── Data supplied ──
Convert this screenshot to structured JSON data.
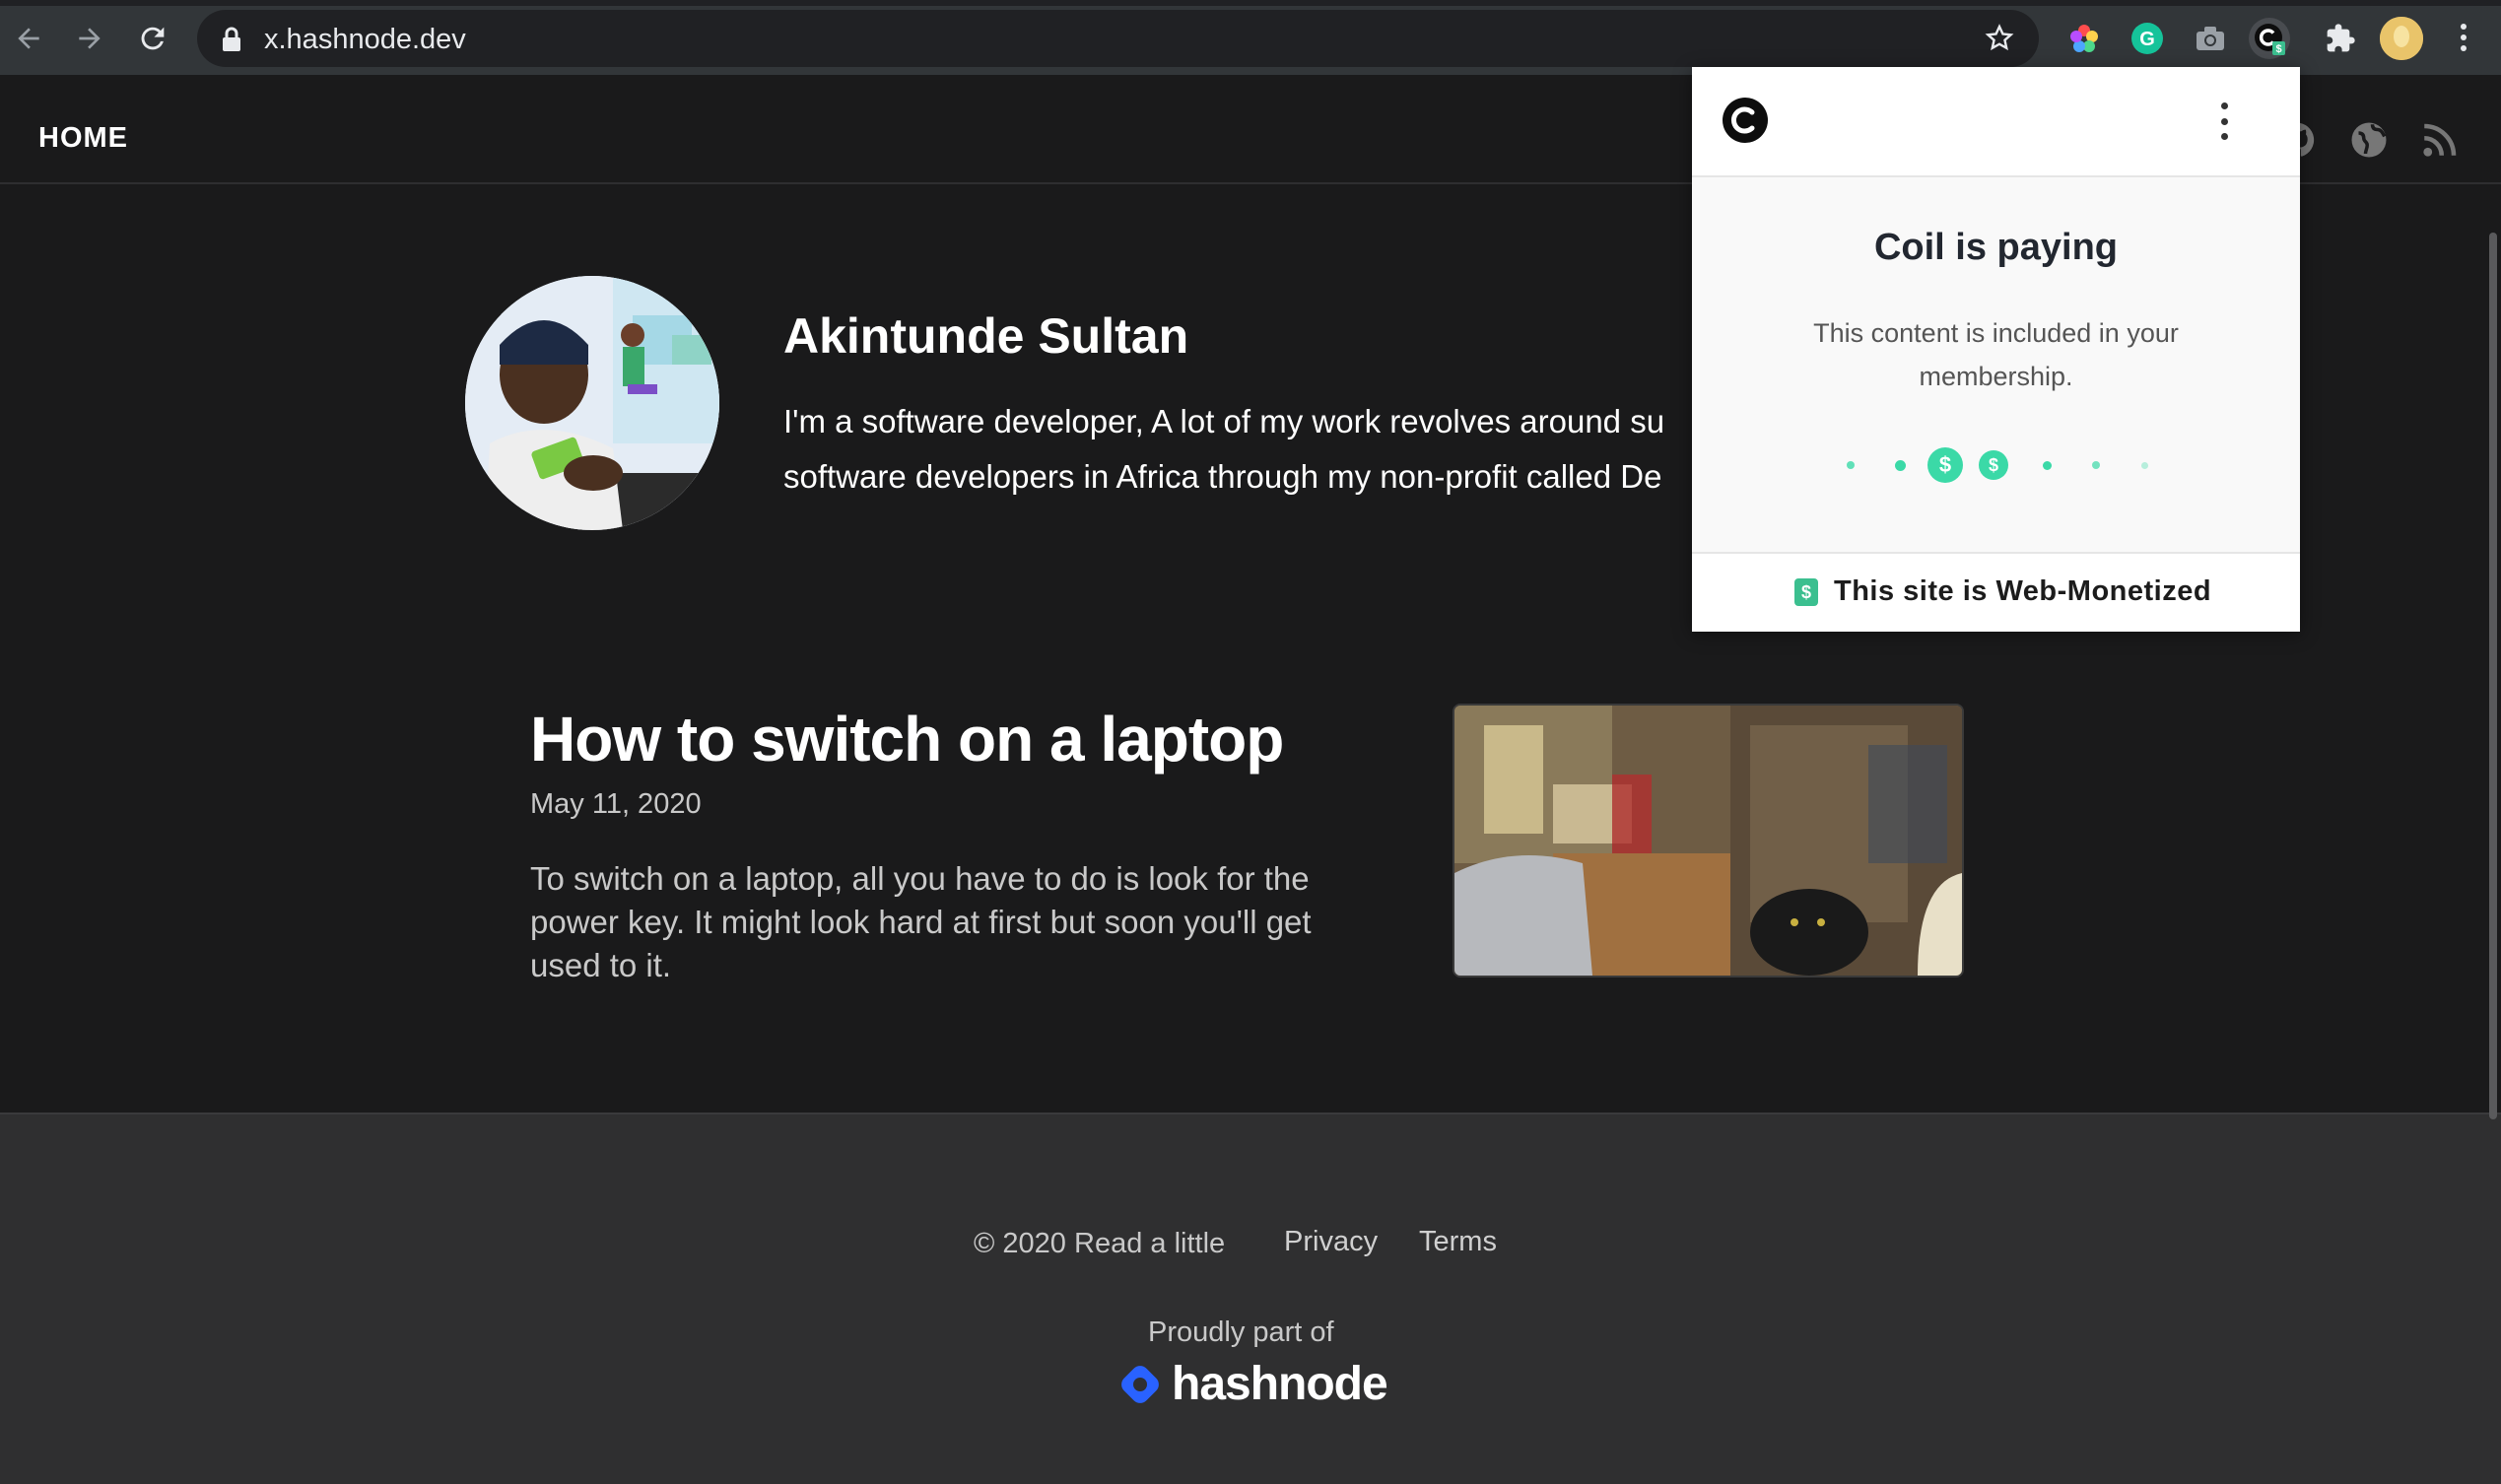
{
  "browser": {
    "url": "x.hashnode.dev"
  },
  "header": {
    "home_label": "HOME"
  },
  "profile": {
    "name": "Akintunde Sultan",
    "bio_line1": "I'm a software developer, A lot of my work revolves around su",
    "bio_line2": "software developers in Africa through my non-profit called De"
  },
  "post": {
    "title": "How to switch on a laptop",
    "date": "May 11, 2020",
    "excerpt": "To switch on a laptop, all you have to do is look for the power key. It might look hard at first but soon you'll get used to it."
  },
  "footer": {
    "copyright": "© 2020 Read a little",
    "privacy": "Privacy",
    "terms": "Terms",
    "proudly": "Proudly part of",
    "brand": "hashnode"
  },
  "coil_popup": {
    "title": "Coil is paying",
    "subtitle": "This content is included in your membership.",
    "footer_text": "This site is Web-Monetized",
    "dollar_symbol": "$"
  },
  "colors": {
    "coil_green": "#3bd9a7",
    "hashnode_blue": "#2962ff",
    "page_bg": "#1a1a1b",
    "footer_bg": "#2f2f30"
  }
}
───
── Data supplied ──
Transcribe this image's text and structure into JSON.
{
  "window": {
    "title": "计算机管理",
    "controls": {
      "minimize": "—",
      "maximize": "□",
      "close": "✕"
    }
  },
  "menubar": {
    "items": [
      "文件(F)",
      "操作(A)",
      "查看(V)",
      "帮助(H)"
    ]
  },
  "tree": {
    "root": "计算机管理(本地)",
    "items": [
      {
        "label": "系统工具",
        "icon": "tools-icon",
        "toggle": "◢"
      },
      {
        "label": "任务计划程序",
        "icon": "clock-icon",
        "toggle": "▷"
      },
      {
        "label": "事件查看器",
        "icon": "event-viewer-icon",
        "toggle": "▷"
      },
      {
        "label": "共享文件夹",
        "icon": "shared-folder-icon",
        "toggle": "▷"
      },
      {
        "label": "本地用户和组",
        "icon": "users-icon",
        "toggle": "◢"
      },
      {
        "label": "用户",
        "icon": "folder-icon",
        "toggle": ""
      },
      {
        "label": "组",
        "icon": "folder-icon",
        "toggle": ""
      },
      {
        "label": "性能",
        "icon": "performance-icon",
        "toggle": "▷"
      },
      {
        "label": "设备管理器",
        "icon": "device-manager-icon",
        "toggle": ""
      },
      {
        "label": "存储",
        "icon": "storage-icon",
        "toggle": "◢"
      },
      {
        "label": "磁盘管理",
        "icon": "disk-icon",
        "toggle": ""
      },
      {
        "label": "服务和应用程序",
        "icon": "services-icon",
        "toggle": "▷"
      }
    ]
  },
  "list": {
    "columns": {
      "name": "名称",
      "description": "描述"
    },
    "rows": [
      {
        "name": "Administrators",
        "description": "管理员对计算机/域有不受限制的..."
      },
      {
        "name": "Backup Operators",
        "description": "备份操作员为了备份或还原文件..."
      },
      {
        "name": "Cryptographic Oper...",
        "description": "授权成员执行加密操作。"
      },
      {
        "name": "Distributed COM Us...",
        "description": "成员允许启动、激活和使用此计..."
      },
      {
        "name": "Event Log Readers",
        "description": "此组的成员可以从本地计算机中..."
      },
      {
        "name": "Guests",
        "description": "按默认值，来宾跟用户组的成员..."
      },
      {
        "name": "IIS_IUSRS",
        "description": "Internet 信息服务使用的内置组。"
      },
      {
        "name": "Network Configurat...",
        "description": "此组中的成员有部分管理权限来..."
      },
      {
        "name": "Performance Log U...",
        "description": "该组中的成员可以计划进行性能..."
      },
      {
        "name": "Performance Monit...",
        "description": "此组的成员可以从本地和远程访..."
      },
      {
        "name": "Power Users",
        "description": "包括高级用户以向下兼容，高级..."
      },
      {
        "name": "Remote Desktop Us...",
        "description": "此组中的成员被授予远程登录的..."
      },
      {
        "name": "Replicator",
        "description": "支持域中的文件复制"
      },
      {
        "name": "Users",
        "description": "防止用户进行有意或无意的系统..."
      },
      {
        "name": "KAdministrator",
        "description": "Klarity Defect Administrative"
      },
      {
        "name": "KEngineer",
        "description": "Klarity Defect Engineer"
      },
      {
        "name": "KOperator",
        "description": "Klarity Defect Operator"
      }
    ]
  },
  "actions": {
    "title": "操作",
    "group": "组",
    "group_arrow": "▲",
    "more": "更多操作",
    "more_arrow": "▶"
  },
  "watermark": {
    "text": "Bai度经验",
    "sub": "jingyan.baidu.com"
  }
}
───
── Data supplied ──
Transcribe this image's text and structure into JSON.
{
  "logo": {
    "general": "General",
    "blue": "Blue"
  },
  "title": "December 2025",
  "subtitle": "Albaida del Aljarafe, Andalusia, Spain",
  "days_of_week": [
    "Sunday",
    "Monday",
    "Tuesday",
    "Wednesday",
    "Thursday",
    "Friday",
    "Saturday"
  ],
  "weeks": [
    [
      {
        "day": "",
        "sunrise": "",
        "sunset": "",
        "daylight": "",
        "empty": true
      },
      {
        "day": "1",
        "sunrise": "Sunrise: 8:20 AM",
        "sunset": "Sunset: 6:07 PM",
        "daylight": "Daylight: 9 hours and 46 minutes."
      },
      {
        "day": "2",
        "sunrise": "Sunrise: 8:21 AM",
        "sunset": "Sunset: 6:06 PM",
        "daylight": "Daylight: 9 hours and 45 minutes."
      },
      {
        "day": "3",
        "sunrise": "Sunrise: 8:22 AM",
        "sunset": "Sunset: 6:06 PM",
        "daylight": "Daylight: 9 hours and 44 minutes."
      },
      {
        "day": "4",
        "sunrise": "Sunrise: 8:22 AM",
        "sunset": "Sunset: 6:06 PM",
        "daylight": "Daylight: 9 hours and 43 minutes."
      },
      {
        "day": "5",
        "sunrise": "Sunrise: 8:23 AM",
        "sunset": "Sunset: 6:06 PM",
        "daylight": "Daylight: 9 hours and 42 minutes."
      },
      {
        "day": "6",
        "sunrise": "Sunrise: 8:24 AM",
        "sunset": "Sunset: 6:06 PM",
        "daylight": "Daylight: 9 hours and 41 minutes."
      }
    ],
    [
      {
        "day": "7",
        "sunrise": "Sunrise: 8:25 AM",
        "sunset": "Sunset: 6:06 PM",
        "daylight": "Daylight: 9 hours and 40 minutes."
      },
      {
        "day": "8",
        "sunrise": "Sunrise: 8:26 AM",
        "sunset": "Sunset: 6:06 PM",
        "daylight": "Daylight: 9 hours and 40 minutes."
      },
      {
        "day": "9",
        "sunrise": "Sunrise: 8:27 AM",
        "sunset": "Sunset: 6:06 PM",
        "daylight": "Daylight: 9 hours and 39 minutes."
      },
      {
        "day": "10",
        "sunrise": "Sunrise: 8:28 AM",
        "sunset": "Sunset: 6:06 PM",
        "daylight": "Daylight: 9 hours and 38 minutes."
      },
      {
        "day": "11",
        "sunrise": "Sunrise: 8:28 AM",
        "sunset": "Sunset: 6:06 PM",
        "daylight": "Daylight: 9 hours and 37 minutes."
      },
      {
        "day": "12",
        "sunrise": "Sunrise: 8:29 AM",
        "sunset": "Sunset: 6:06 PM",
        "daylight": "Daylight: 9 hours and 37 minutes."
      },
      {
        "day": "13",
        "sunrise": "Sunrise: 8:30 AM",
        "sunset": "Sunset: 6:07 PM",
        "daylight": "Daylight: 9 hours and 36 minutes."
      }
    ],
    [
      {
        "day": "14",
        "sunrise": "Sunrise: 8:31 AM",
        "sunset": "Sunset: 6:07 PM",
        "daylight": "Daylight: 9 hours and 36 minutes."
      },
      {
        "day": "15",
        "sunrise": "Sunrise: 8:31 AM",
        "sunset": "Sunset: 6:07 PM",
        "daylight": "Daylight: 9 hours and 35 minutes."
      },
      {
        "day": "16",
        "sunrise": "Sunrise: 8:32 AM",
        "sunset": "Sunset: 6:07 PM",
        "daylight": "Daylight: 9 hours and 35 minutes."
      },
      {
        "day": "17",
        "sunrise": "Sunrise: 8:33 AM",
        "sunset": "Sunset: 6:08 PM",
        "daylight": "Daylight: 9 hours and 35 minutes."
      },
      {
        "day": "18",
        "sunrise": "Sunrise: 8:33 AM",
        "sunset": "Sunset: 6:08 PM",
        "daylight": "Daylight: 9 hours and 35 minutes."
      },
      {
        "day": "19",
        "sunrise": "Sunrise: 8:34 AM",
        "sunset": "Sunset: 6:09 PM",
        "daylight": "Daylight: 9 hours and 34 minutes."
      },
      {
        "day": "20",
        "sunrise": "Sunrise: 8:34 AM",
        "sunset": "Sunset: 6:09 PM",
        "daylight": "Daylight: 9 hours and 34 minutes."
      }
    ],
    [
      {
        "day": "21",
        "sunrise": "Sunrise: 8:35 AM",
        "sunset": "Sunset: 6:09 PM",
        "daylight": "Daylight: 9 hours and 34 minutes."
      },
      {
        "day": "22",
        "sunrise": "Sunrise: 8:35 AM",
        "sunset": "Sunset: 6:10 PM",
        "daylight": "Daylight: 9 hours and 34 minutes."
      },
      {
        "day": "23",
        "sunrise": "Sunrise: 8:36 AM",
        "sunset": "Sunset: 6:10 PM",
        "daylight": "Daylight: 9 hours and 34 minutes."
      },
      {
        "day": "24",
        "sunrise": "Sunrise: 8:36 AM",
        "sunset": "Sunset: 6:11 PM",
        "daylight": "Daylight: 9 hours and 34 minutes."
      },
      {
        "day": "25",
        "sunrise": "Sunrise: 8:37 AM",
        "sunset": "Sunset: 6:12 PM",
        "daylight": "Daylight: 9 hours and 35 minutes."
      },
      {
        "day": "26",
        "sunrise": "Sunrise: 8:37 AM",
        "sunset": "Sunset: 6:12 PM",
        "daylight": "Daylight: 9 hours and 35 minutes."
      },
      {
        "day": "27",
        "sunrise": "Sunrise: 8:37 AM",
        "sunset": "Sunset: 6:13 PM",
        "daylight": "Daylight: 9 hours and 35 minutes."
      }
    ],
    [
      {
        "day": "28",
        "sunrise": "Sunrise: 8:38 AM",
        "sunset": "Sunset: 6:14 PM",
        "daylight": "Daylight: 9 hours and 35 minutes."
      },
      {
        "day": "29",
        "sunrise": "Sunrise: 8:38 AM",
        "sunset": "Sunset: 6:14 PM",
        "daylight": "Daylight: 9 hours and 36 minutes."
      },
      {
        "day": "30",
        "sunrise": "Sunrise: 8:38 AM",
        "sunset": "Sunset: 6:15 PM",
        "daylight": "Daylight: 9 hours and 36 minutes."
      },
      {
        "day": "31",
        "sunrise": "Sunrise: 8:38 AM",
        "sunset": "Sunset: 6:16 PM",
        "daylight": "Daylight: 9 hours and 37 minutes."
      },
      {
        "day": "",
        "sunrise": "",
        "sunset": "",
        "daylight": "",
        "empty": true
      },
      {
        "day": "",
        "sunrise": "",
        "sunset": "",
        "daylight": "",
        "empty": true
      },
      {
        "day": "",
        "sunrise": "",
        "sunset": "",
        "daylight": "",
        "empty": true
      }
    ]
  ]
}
───
--- Directions ---
Go through the data above and find the lines with the word "laptop". Copy each of those lines.

--- Solution ---
    "title": "How to switch on a laptop",
    "excerpt": "To switch on a laptop, all you have to do is look for the power key. It might look hard at first but soon you'll get used to it."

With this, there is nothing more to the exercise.